__Challenge__
Nothing but the lines from the one containing "What does this" to the end of the data should be returned, each exactly as written.

==*==

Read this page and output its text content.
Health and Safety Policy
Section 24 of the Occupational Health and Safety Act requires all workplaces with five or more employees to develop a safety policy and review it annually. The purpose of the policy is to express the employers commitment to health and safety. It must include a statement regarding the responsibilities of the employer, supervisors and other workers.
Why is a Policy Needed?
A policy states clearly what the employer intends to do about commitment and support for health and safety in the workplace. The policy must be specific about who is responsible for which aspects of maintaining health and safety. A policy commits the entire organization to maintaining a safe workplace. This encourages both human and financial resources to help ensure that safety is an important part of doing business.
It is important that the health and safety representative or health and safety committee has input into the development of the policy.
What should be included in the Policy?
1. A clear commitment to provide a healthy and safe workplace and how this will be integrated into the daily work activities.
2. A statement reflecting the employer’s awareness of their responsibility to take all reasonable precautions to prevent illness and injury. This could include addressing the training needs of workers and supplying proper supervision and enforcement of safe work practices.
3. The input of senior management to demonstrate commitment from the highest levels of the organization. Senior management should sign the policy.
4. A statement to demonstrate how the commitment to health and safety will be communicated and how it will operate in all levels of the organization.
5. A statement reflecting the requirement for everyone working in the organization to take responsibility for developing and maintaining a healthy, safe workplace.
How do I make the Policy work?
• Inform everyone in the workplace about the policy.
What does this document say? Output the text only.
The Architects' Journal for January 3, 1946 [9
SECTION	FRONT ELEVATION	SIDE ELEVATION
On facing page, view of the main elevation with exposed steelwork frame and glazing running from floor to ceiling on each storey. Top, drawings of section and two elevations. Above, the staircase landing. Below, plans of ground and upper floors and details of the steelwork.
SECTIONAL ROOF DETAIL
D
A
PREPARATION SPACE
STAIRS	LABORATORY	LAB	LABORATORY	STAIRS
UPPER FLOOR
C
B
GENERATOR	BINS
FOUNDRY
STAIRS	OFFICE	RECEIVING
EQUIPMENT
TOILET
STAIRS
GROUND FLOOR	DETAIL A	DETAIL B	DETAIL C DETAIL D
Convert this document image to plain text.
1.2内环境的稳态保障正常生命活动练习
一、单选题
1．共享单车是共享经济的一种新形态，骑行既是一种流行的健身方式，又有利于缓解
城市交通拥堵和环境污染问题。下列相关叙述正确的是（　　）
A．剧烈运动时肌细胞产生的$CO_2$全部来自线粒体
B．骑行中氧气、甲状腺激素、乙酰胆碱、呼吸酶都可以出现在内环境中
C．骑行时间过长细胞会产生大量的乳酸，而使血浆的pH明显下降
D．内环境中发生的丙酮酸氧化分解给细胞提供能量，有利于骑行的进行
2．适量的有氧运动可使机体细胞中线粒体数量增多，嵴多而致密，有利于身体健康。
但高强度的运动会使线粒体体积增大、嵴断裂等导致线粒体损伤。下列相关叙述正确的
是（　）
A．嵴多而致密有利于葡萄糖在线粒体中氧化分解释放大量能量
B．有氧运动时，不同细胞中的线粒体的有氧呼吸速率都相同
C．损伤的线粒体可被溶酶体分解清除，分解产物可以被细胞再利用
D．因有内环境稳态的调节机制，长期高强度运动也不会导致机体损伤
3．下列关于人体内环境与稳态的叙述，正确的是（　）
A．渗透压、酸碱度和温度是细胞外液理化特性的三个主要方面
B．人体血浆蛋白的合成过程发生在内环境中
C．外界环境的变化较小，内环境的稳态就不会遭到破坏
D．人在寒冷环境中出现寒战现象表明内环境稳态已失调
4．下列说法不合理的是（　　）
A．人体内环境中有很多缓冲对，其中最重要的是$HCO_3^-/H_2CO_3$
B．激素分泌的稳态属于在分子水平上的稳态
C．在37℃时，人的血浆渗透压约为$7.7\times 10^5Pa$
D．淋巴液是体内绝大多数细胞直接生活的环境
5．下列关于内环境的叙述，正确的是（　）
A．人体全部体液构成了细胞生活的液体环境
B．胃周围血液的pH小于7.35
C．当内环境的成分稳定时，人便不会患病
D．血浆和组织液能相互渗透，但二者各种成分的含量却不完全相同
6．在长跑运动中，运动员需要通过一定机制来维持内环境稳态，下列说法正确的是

==*==

__Full response__
What does this document say? Output the text only.
The Architects' Journal for January 3, 1946 [9
SECTION	FRONT ELEVATION	SIDE ELEVATION
On facing page, view of the main elevation with exposed steelwork frame and glazing running from floor to ceiling on each storey. Top, drawings of section and two elevations. Above, the staircase landing. Below, plans of ground and upper floors and details of the steelwork.
SECTIONAL ROOF DETAIL
D
A
PREPARATION SPACE
STAIRS	LABORATORY	LAB	LABORATORY	STAIRS
UPPER FLOOR
C
B
GENERATOR	BINS
FOUNDRY
STAIRS	OFFICE	RECEIVING
EQUIPMENT
TOILET
STAIRS
GROUND FLOOR	DETAIL A	DETAIL B	DETAIL C DETAIL D
Convert this document image to plain text.
1.2内环境的稳态保障正常生命活动练习
一、单选题
1．共享单车是共享经济的一种新形态，骑行既是一种流行的健身方式，又有利于缓解
城市交通拥堵和环境污染问题。下列相关叙述正确的是（　　）
A．剧烈运动时肌细胞产生的$CO_2$全部来自线粒体
B．骑行中氧气、甲状腺激素、乙酰胆碱、呼吸酶都可以出现在内环境中
C．骑行时间过长细胞会产生大量的乳酸，而使血浆的pH明显下降
D．内环境中发生的丙酮酸氧化分解给细胞提供能量，有利于骑行的进行
2．适量的有氧运动可使机体细胞中线粒体数量增多，嵴多而致密，有利于身体健康。
但高强度的运动会使线粒体体积增大、嵴断裂等导致线粒体损伤。下列相关叙述正确的
是（　）
A．嵴多而致密有利于葡萄糖在线粒体中氧化分解释放大量能量
B．有氧运动时，不同细胞中的线粒体的有氧呼吸速率都相同
C．损伤的线粒体可被溶酶体分解清除，分解产物可以被细胞再利用
D．因有内环境稳态的调节机制，长期高强度运动也不会导致机体损伤
3．下列关于人体内环境与稳态的叙述，正确的是（　）
A．渗透压、酸碱度和温度是细胞外液理化特性的三个主要方面
B．人体血浆蛋白的合成过程发生在内环境中
C．外界环境的变化较小，内环境的稳态就不会遭到破坏
D．人在寒冷环境中出现寒战现象表明内环境稳态已失调
4．下列说法不合理的是（　　）
A．人体内环境中有很多缓冲对，其中最重要的是$HCO_3^-/H_2CO_3$
B．激素分泌的稳态属于在分子水平上的稳态
C．在37℃时，人的血浆渗透压约为$7.7\times 10^5Pa$
D．淋巴液是体内绝大多数细胞直接生活的环境
5．下列关于内环境的叙述，正确的是（　）
A．人体全部体液构成了细胞生活的液体环境
B．胃周围血液的pH小于7.35
C．当内环境的成分稳定时，人便不会患病
D．血浆和组织液能相互渗透，但二者各种成分的含量却不完全相同
6．在长跑运动中，运动员需要通过一定机制来维持内环境稳态，下列说法正确的是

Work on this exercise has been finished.